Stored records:
________________________________________

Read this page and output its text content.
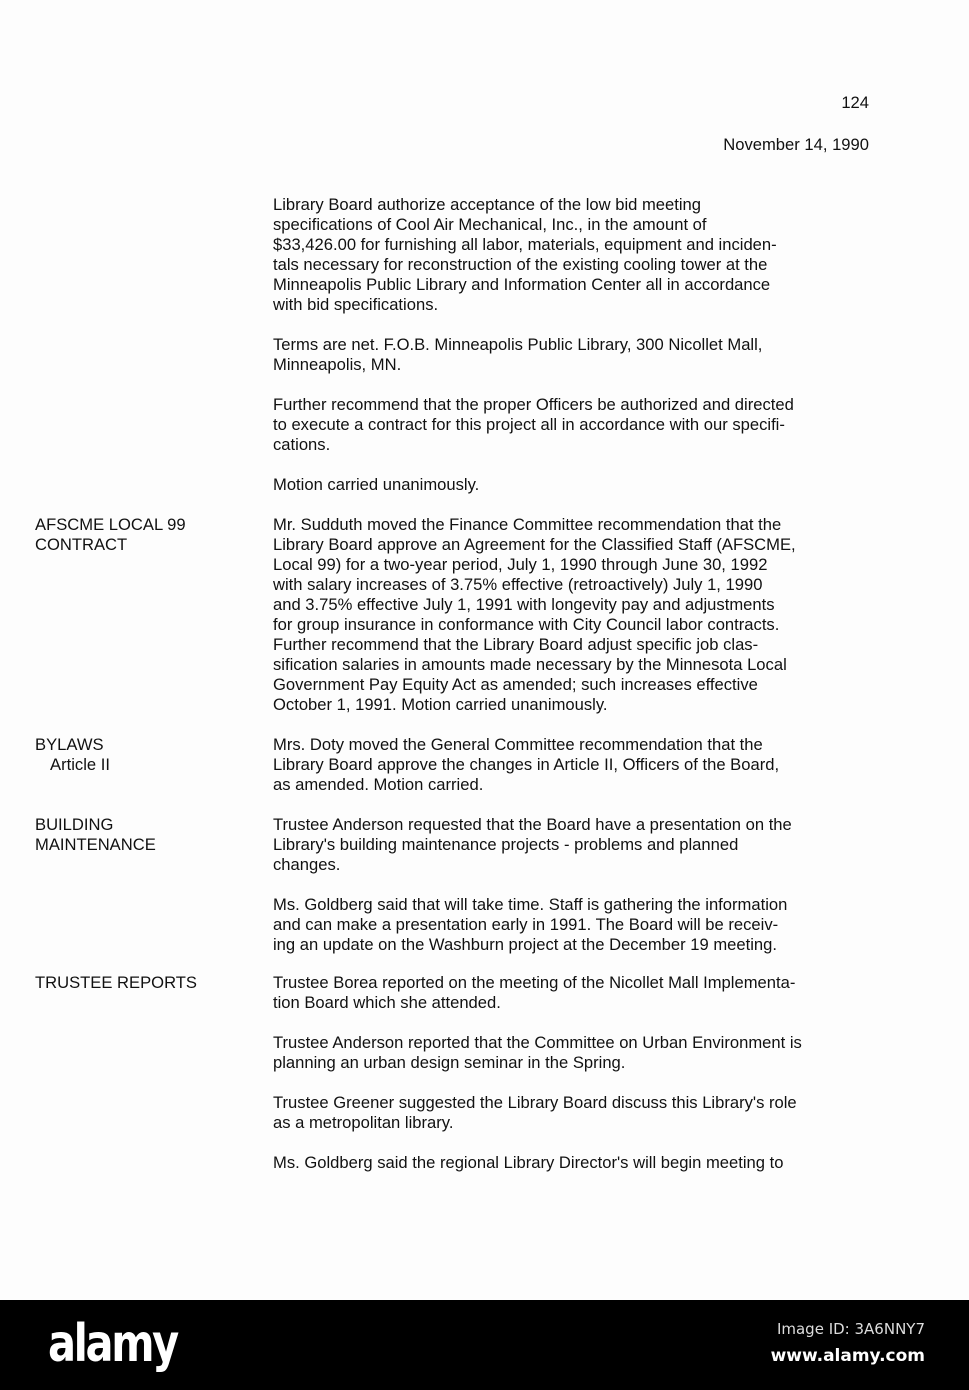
124
November 14, 1990
AFSCME LOCAL 99
CONTRACT
BYLAWS
Article II
BUILDING
MAINTENANCE
TRUSTEE REPORTS
Library Board authorize acceptance of the low bid meeting
specifications of Cool Air Mechanical, Inc., in the amount of
$33,426.00 for furnishing all labor, materials, equipment and inciden-
tals necessary for reconstruction of the existing cooling tower at the
Minneapolis Public Library and Information Center all in accordance
with bid specifications.
Terms are net. F.O.B. Minneapolis Public Library, 300 Nicollet Mall,
Minneapolis, MN.
Further recommend that the proper Officers be authorized and directed
to execute a contract for this project all in accordance with our specifi-
cations.
Motion carried unanimously.
Mr. Sudduth moved the Finance Committee recommendation that the
Library Board approve an Agreement for the Classified Staff (AFSCME,
Local 99) for a two-year period, July 1, 1990 through June 30, 1992
with salary increases of 3.75% effective (retroactively) July 1, 1990
and 3.75% effective July 1, 1991 with longevity pay and adjustments
for group insurance in conformance with City Council labor contracts.
Further recommend that the Library Board adjust specific job clas-
sification salaries in amounts made necessary by the Minnesota Local
Government Pay Equity Act as amended; such increases effective
October 1, 1991. Motion carried unanimously.
Mrs. Doty moved the General Committee recommendation that the
Library Board approve the changes in Article II, Officers of the Board,
as amended. Motion carried.
Trustee Anderson requested that the Board have a presentation on the
Library's building maintenance projects - problems and planned
changes.
Ms. Goldberg said that will take time. Staff is gathering the information
and can make a presentation early in 1991. The Board will be receiv-
ing an update on the Washburn project at the December 19 meeting.
Trustee Borea reported on the meeting of the Nicollet Mall Implementa-
tion Board which she attended.
Trustee Anderson reported that the Committee on Urban Environment is
planning an urban design seminar in the Spring.
Trustee Greener suggested the Library Board discuss this Library's role
as a metropolitan library.
Ms. Goldberg said the regional Library Director's will begin meeting to
alamy	Image ID: 3A6NNY7
www.alamy.com
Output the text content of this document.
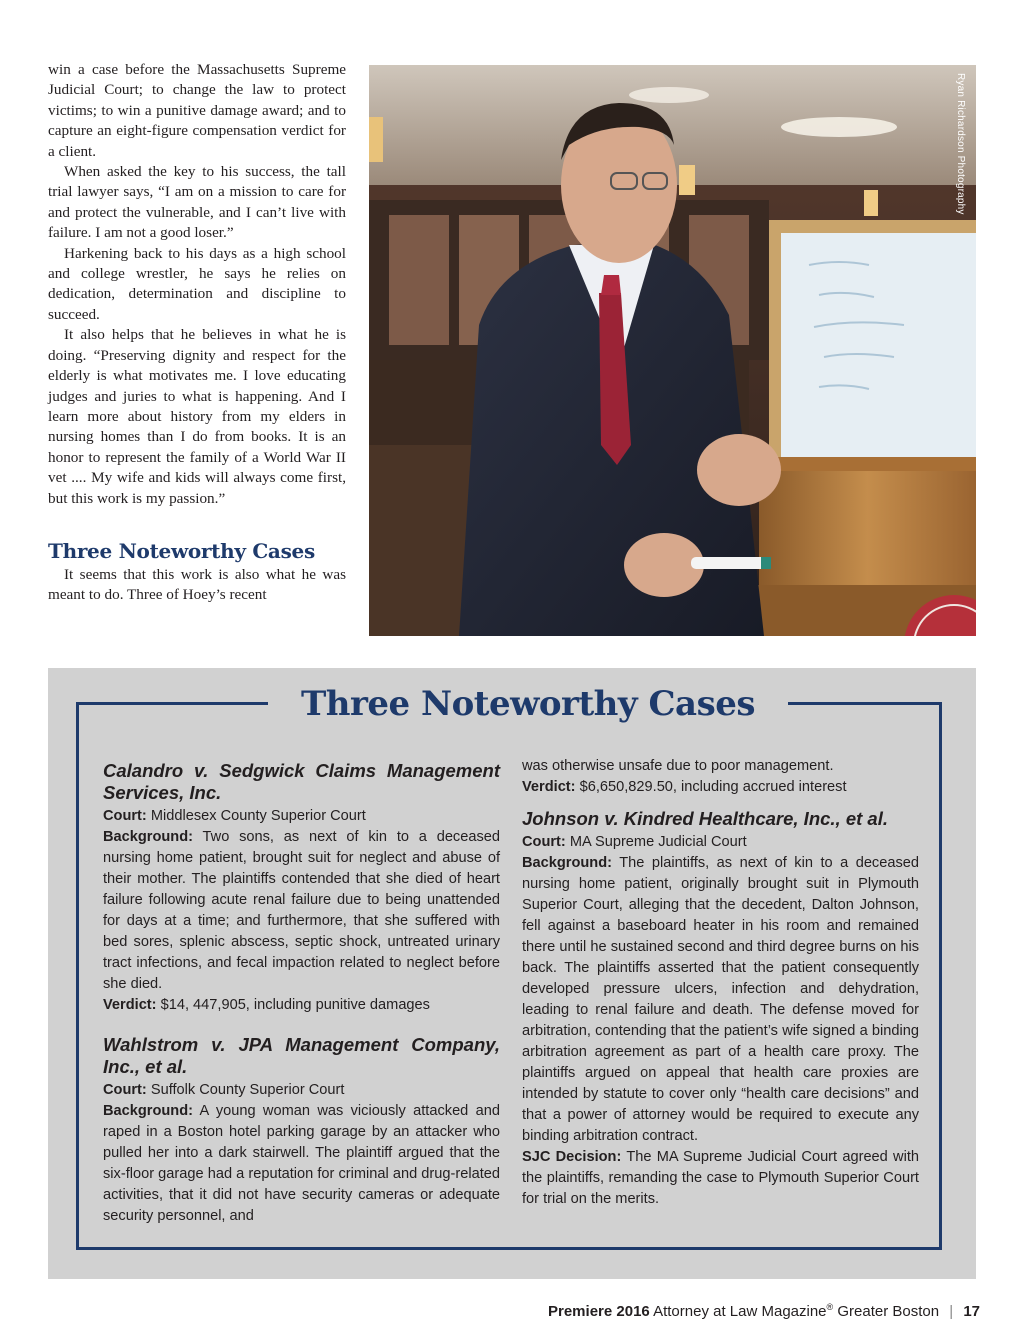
win a case before the Massachusetts Supreme Judicial Court; to change the law to protect victims; to win a punitive damage award; and to capture an eight-figure compensation verdict for a client.

When asked the key to his success, the tall trial lawyer says, “I am on a mission to care for and protect the vulnerable, and I can’t live with failure. I am not a good loser.”

Harkening back to his days as a high school and college wrestler, he says he relies on dedication, determination and discipline to succeed.

It also helps that he believes in what he is doing. “Preserving dignity and respect for the elderly is what motivates me. I love educating judges and juries to what is happening. And I learn more about history from my elders in nursing homes than I do from books. It is an honor to represent the family of a World War II vet .... My wife and kids will always come first, but this work is my passion.”

Three Noteworthy Cases

It seems that this work is also what he was meant to do. Three of Hoey’s recent

Ryan Richardson Photography
Three Noteworthy Cases
Calandro v. Sedgwick Claims Management Services, Inc.

Court: Middlesex County Superior Court

Background: Two sons, as next of kin to a deceased nursing home patient, brought suit for neglect and abuse of their mother. The plaintiffs contended that she died of heart failure following acute renal failure due to being unattended for days at a time; and furthermore, that she suffered with bed sores, splenic abscess, septic shock, untreated urinary tract infections, and fecal impaction related to neglect before she died.

Verdict: $14, 447,905, including punitive damages

Wahlstrom v. JPA Management Company, Inc., et al.

Court: Suffolk County Superior Court

Background: A young woman was viciously attacked and raped in a Boston hotel parking garage by an attacker who pulled her into a dark stairwell. The plaintiff argued that the six-floor garage had a reputation for criminal and drug-related activities, that it did not have security cameras or adequate security personnel, and

was otherwise unsafe due to poor management.

Verdict: $6,650,829.50, including accrued interest

Johnson v. Kindred Healthcare, Inc., et al.

Court: MA Supreme Judicial Court

Background: The plaintiffs, as next of kin to a deceased nursing home patient, originally brought suit in Plymouth Superior Court, alleging that the decedent, Dalton Johnson, fell against a baseboard heater in his room and remained there until he sustained second and third degree burns on his back. The plaintiffs asserted that the patient consequently developed pressure ulcers, infection and dehydration, leading to renal failure and death. The defense moved for arbitration, contending that the patient’s wife signed a binding arbitration agreement as part of a health care proxy. The plaintiffs argued on appeal that health care proxies are intended by statute to cover only “health care decisions” and that a power of attorney would be required to execute any binding arbitration contract.

SJC Decision: The MA Supreme Judicial Court agreed with the plaintiffs, remanding the case to Plymouth Superior Court for trial on the merits.

Premiere 2016 Attorney at Law Magazine® Greater Boston | 17
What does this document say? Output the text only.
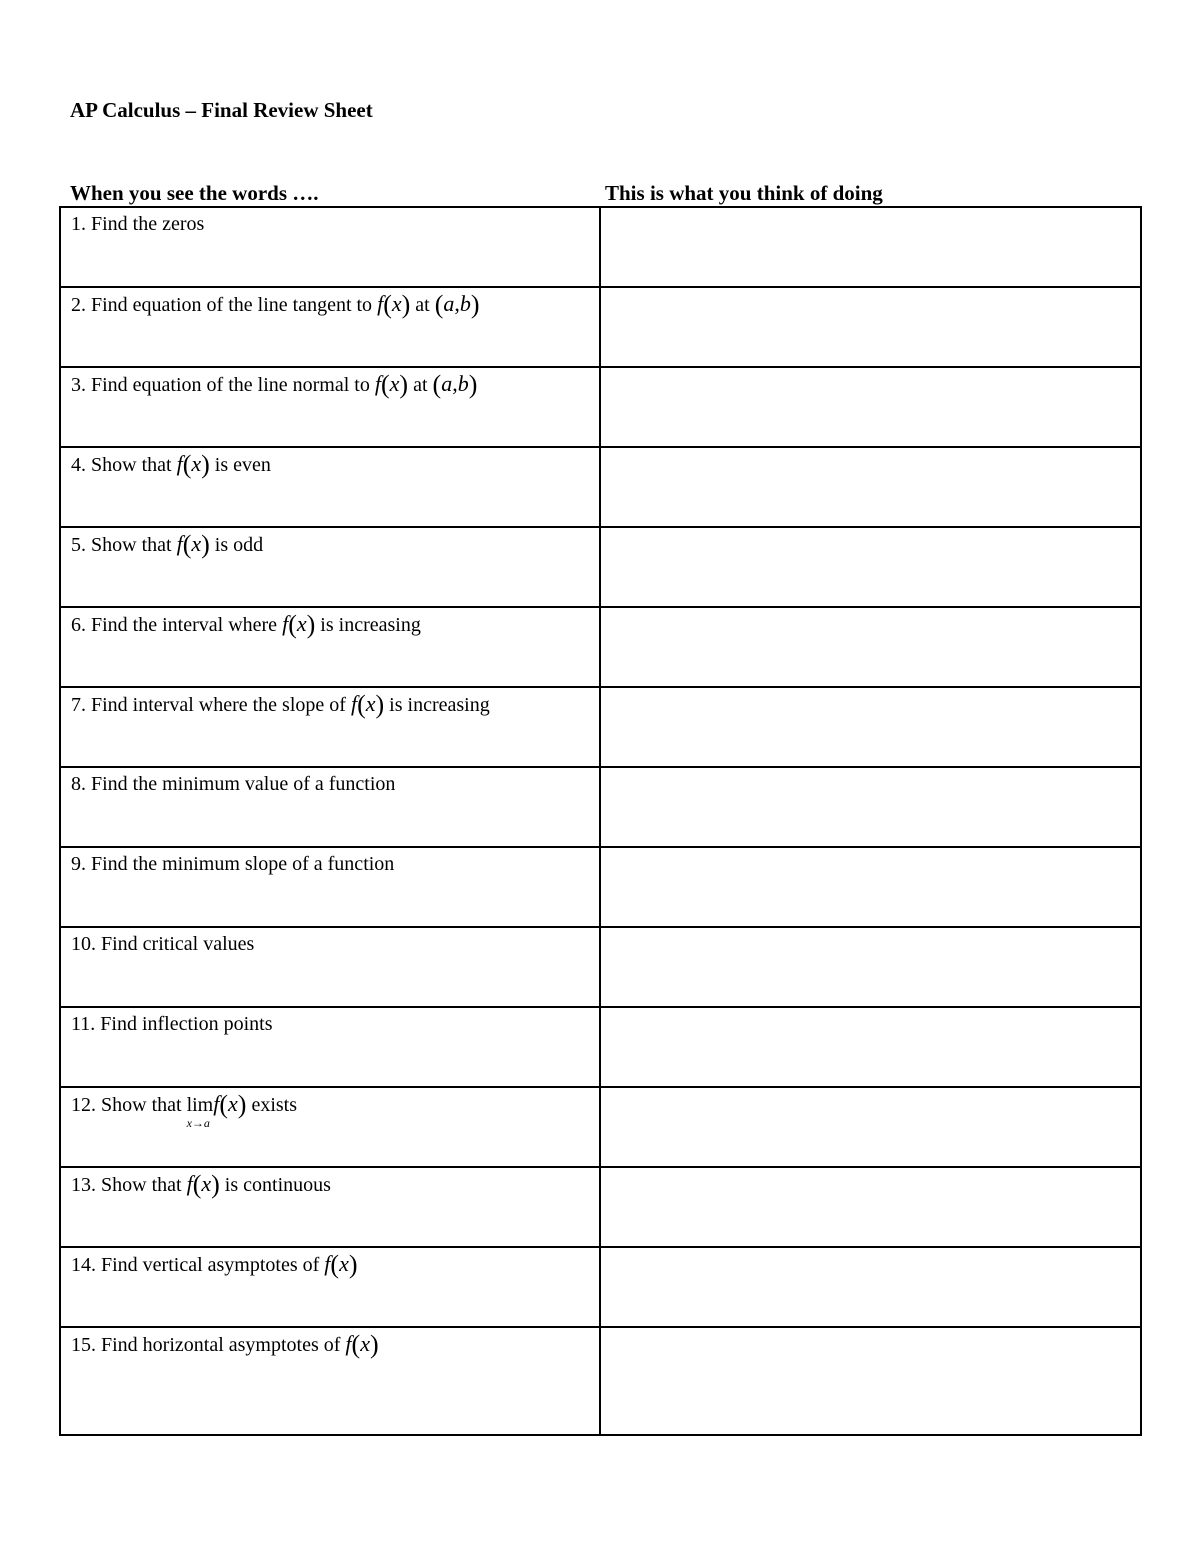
AP Calculus – Final Review Sheet
When you see the words ….	This is what you think of doing
1. Find the zeros	

2. Find equation of the line tangent to f(x) at (a,b)	

3. Find equation of the line normal to f(x) at (a,b)	

4. Show that f(x) is even	

5. Show that f(x) is odd	

6. Find the interval where f(x) is increasing	

7. Find interval where the slope of f(x) is increasing	

8. Find the minimum value of a function	

9. Find the minimum slope of a function	

10. Find critical values	

11. Find inflection points	

12. Show that lim
x→a
f(x) exists	

13. Show that f(x) is continuous	

14. Find vertical asymptotes of f(x)	

15. Find horizontal asymptotes of f(x)	
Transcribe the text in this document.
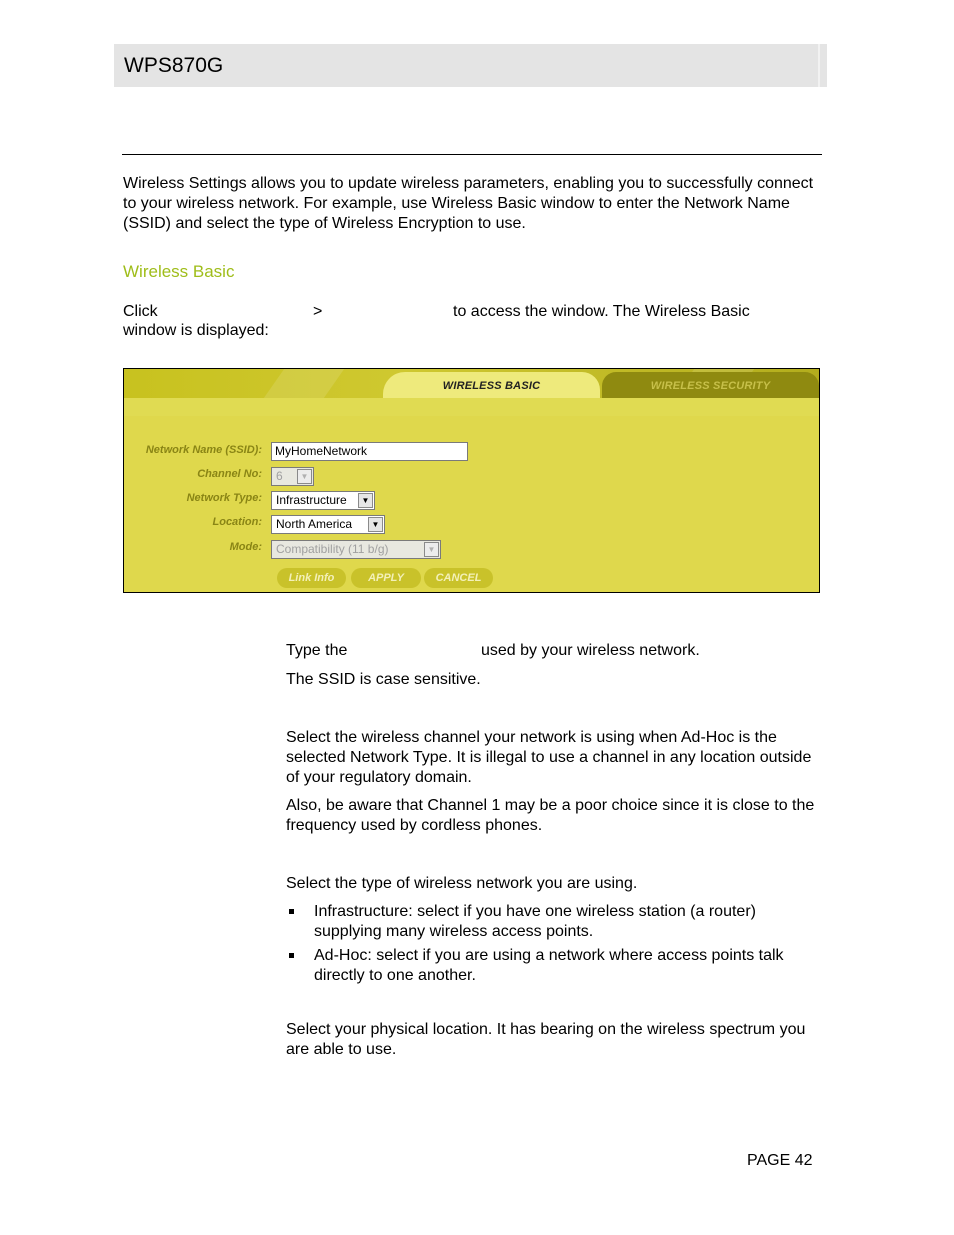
WPS870G
Wireless Settings allows you to update wireless parameters, enabling you to successfully connect to your wireless network. For example, use Wireless Basic window to enter the Network Name (SSID) and select the type of Wireless Encryption to use.
Wireless Basic
Click	>	to access the window. The Wireless Basic
window is displayed:
WIRELESS BASIC	WIRELESS SECURITY
Network Name (SSID):	MyHomeNetwork
Channel No:	6	▼
Network Type:	Infrastructure	▼
Location:	North America	▼
Mode:	Compatibility (11 b/g)	▼
Link Info	APPLY	CANCEL
Type the	used by your wireless network.
The SSID is case sensitive.
Select the wireless channel your network is using when Ad-Hoc is the selected Network Type. It is illegal to use a channel in any location outside of your regulatory domain.
Also, be aware that Channel 1 may be a poor choice since it is close to the frequency used by cordless phones.
Select the type of wireless network you are using.
Infrastructure: select if you have one wireless station (a router) supplying many wireless access points.
Ad-Hoc: select if you are using a network where access points talk directly to one another.
Select your physical location. It has bearing on the wireless spectrum you are able to use.
PAGE 42
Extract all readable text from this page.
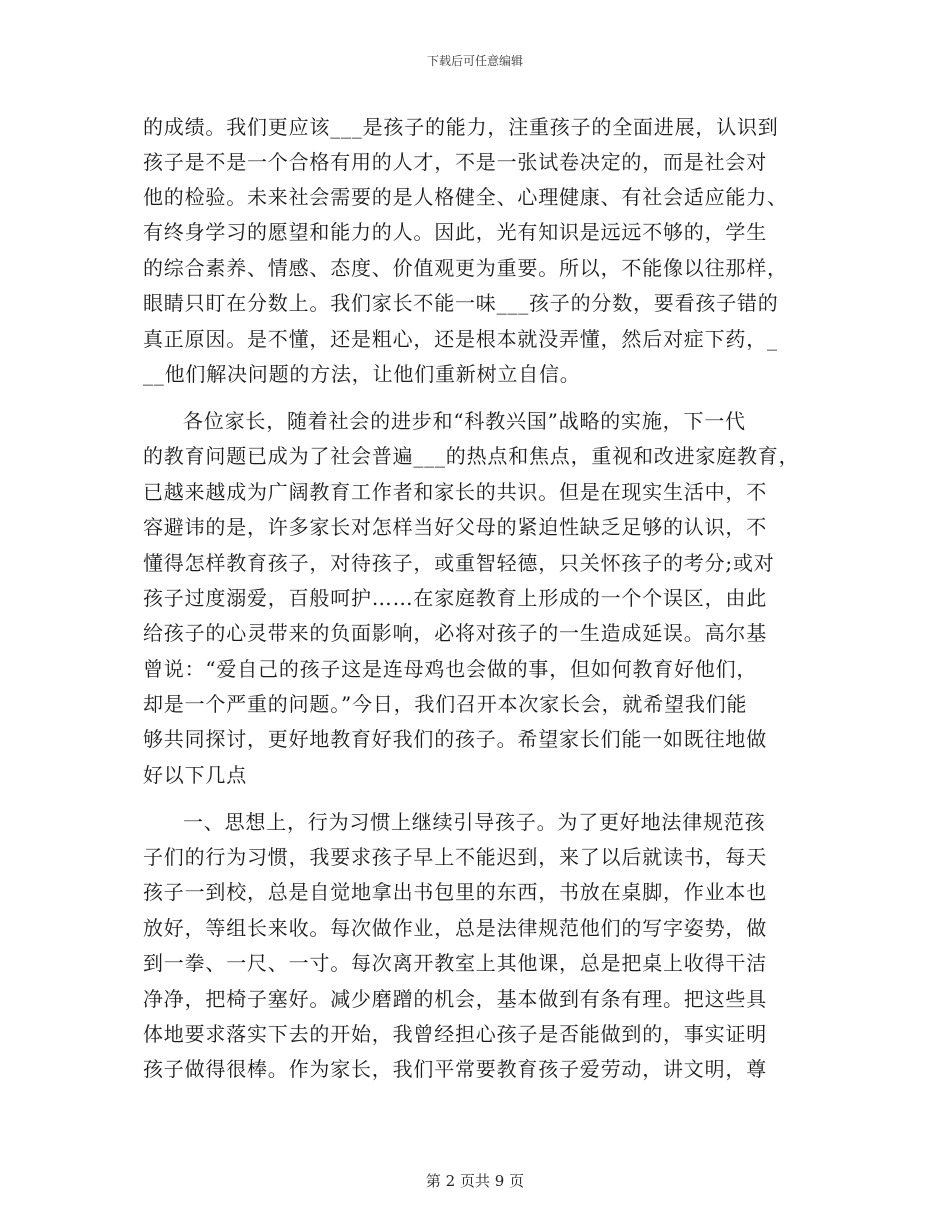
下载后可任意编辑
的成绩。我们更应该___是孩子的能力，注重孩子的全面进展，认识到
孩子是不是一个合格有用的人才，不是一张试卷决定的，而是社会对
他的检验。未来社会需要的是人格健全、心理健康、有社会适应能力、
有终身学习的愿望和能力的人。因此，光有知识是远远不够的，学生
的综合素养、情感、态度、价值观更为重要。所以，不能像以往那样，
眼睛只盯在分数上。我们家长不能一味___孩子的分数，要看孩子错的
真正原因。是不懂，还是粗心，还是根本就没弄懂，然后对症下药，_
__他们解决问题的方法，让他们重新树立自信。
各位家长，随着社会的进步和“科教兴国”战略的实施，下一代
的教育问题已成为了社会普遍___的热点和焦点，重视和改进家庭教育，
已越来越成为广阔教育工作者和家长的共识。但是在现实生活中，不
容避讳的是，许多家长对怎样当好父母的紧迫性缺乏足够的认识，不
懂得怎样教育孩子，对待孩子，或重智轻德，只关怀孩子的考分;或对
孩子过度溺爱，百般呵护……在家庭教育上形成的一个个误区，由此
给孩子的心灵带来的负面影响，必将对孩子的一生造成延误。高尔基
曾说：“爱自己的孩子这是连母鸡也会做的事，但如何教育好他们，
却是一个严重的问题。”今日，我们召开本次家长会，就希望我们能
够共同探讨，更好地教育好我们的孩子。希望家长们能一如既往地做
好以下几点
一、思想上，行为习惯上继续引导孩子。为了更好地法律规范孩
子们的行为习惯，我要求孩子早上不能迟到，来了以后就读书，每天
孩子一到校，总是自觉地拿出书包里的东西，书放在桌脚，作业本也
放好，等组长来收。每次做作业，总是法律规范他们的写字姿势，做
到一拳、一尺、一寸。每次离开教室上其他课，总是把桌上收得干洁
净净，把椅子塞好。减少磨蹭的机会，基本做到有条有理。把这些具
体地要求落实下去的开始，我曾经担心孩子是否能做到的，事实证明
孩子做得很棒。作为家长，我们平常要教育孩子爱劳动，讲文明，尊
第 2 页共 9 页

________________________________________

§ Work instructions
List all lines above in which the string "AFSCME" appears.

§ Task answer
AFSCME LOCAL 99
Library Board approve an Agreement for the Classified Staff (AFSCME,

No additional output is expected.